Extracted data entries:
──────

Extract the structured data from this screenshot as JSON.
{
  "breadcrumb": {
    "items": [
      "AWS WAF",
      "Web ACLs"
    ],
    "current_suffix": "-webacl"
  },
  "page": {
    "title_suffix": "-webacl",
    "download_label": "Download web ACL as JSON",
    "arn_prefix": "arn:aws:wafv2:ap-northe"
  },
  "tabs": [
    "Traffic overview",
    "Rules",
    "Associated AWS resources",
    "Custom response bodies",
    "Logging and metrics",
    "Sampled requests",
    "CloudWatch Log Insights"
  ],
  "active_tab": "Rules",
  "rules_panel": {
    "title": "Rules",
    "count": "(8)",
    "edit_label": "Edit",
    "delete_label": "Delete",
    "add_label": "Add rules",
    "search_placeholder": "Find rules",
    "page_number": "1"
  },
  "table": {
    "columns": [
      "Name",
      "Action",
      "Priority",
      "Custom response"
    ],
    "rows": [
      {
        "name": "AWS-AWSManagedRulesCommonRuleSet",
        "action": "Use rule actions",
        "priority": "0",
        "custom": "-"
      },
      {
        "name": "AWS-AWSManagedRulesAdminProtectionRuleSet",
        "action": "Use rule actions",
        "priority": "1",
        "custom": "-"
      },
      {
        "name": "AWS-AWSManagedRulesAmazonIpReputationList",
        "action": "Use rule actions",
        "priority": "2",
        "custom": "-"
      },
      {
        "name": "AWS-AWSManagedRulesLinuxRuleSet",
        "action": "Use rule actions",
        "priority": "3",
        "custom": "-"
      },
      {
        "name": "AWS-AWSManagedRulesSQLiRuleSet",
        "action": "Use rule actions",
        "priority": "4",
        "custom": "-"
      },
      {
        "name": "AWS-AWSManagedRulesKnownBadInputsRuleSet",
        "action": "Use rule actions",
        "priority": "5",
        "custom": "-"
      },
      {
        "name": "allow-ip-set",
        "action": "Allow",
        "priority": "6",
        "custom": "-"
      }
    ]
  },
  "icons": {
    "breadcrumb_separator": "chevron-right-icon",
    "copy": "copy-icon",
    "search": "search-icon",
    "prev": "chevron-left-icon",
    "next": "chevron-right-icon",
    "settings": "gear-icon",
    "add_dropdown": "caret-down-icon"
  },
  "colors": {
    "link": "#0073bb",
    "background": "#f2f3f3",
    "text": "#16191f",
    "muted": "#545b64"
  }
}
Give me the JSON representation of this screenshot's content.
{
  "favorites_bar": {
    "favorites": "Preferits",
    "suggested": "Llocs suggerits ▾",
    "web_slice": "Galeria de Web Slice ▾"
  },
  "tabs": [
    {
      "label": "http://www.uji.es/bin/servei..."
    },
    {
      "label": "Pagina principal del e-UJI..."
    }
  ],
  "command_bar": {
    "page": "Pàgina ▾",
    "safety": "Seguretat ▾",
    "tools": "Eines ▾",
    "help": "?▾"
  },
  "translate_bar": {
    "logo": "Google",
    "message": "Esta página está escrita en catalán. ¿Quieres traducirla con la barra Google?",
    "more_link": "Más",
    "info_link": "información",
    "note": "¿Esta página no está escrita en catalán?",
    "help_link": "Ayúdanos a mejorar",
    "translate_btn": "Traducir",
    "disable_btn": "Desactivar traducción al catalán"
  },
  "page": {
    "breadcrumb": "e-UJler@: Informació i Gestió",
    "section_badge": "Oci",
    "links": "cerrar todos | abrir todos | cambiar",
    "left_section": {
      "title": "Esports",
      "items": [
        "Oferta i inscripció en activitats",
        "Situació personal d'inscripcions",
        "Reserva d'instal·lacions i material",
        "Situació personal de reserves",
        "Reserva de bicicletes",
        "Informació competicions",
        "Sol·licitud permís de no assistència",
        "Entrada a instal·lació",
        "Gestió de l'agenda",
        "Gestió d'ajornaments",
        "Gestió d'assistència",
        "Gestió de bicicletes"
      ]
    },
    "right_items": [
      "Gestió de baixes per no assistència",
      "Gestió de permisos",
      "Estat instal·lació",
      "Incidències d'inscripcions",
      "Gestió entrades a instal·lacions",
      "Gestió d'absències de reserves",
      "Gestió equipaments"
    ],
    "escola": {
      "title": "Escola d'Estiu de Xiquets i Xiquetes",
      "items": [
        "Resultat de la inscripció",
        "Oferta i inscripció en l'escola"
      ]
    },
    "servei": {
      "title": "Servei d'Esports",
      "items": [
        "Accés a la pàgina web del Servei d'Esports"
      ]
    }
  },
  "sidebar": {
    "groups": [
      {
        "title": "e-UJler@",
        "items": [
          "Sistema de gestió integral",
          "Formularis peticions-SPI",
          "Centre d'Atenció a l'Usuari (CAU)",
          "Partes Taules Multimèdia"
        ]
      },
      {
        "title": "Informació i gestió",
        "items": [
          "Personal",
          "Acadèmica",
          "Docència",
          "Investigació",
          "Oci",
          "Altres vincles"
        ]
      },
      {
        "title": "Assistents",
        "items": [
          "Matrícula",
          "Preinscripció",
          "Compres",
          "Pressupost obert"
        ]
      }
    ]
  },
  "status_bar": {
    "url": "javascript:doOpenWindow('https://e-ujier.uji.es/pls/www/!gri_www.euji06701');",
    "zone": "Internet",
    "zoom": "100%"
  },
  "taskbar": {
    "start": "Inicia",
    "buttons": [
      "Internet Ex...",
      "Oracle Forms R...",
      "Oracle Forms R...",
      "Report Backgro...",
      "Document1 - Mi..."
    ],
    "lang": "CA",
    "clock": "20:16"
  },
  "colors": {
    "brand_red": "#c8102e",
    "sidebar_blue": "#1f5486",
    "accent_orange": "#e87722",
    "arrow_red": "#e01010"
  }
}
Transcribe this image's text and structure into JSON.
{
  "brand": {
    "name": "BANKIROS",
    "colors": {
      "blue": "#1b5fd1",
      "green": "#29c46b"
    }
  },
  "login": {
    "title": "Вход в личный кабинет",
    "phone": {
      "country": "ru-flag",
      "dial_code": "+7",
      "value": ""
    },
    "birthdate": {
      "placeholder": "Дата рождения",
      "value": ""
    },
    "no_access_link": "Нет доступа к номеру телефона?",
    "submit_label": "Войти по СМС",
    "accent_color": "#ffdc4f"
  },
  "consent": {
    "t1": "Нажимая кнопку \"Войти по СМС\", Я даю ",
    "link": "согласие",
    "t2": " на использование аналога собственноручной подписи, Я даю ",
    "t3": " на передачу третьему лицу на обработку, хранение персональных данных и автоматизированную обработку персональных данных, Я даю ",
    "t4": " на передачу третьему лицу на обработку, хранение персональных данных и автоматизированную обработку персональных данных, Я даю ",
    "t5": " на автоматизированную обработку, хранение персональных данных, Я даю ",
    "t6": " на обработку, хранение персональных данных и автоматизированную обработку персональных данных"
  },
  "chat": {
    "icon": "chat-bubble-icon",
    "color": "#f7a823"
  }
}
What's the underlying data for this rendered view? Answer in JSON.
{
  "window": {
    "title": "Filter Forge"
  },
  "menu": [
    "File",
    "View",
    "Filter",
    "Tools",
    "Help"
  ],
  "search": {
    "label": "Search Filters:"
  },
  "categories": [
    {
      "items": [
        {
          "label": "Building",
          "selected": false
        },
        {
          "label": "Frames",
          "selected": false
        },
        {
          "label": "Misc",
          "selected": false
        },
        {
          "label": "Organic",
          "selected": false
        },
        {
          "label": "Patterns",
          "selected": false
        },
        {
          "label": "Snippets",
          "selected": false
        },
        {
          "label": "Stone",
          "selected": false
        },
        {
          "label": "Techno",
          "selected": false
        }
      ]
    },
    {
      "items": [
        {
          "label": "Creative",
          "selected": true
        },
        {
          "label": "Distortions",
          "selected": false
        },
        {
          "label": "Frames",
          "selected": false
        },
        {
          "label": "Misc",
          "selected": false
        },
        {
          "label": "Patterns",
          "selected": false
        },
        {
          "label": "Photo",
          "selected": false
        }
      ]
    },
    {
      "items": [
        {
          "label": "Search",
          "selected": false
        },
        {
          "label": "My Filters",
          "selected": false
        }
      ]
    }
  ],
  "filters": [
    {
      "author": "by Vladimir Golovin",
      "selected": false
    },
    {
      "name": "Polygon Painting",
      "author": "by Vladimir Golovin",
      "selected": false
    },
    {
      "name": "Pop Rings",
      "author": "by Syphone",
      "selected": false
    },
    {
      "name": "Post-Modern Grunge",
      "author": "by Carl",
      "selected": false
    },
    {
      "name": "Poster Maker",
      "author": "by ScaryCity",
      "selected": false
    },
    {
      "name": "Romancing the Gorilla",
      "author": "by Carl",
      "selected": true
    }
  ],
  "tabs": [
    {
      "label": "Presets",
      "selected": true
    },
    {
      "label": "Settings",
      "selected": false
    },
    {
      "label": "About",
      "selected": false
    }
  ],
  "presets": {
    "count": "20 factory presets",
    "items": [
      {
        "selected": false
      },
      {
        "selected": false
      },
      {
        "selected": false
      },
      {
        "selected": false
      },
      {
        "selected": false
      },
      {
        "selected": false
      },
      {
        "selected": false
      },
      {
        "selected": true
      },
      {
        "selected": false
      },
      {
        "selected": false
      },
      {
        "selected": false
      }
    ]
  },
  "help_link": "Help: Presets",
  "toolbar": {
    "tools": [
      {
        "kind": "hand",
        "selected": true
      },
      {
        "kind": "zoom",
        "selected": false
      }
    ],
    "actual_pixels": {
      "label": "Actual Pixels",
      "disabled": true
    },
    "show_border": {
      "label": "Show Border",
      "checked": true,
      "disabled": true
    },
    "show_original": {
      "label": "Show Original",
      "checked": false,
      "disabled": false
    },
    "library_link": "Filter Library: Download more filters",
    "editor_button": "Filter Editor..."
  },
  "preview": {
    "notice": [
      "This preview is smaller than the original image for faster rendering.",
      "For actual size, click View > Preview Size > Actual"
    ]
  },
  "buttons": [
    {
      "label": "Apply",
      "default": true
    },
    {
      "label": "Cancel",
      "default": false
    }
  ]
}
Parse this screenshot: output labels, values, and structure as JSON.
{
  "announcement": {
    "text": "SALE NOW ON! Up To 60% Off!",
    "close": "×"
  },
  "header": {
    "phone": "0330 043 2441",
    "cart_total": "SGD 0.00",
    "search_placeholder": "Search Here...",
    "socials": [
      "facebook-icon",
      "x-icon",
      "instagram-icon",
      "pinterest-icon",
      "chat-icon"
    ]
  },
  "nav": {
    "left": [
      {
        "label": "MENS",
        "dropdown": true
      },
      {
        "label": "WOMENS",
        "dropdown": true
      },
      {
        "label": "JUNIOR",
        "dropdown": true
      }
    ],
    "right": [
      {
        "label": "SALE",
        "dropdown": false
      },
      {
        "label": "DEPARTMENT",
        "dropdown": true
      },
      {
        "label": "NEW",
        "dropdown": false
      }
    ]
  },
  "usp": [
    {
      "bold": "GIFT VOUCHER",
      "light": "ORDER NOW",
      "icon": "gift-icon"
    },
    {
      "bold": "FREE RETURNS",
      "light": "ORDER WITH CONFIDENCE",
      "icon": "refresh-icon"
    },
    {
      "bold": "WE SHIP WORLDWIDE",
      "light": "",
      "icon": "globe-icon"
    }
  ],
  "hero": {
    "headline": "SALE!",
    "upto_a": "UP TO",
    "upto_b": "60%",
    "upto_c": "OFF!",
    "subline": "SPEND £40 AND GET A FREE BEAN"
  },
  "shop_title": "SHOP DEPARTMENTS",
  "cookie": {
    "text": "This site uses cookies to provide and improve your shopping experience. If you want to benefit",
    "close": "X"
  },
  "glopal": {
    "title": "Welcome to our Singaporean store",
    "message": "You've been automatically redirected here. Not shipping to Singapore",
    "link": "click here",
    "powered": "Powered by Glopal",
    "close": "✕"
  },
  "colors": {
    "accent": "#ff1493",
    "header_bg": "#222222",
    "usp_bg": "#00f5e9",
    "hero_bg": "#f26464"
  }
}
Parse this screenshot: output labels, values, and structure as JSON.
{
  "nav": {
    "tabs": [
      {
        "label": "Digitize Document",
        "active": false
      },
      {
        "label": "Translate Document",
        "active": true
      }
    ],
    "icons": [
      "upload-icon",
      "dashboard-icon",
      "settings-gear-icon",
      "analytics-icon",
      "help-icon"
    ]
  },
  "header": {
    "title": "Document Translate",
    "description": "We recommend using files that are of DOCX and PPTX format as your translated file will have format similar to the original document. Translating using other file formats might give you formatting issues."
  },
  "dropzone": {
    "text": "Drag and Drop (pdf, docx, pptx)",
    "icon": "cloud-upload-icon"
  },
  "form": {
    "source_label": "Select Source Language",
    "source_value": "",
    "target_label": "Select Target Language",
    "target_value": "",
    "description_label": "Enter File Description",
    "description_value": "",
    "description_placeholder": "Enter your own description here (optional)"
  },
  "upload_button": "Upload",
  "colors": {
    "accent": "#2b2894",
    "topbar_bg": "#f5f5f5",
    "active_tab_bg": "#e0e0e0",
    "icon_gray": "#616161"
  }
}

──────

» **Stated exercise**: Show every line where the string "está" appears.

» **Full solution**:
    "message": "Esta página está escrita en catalán. ¿Quieres traducirla con la barra Google?",
    "note": "¿Esta página no está escrita en catalán?",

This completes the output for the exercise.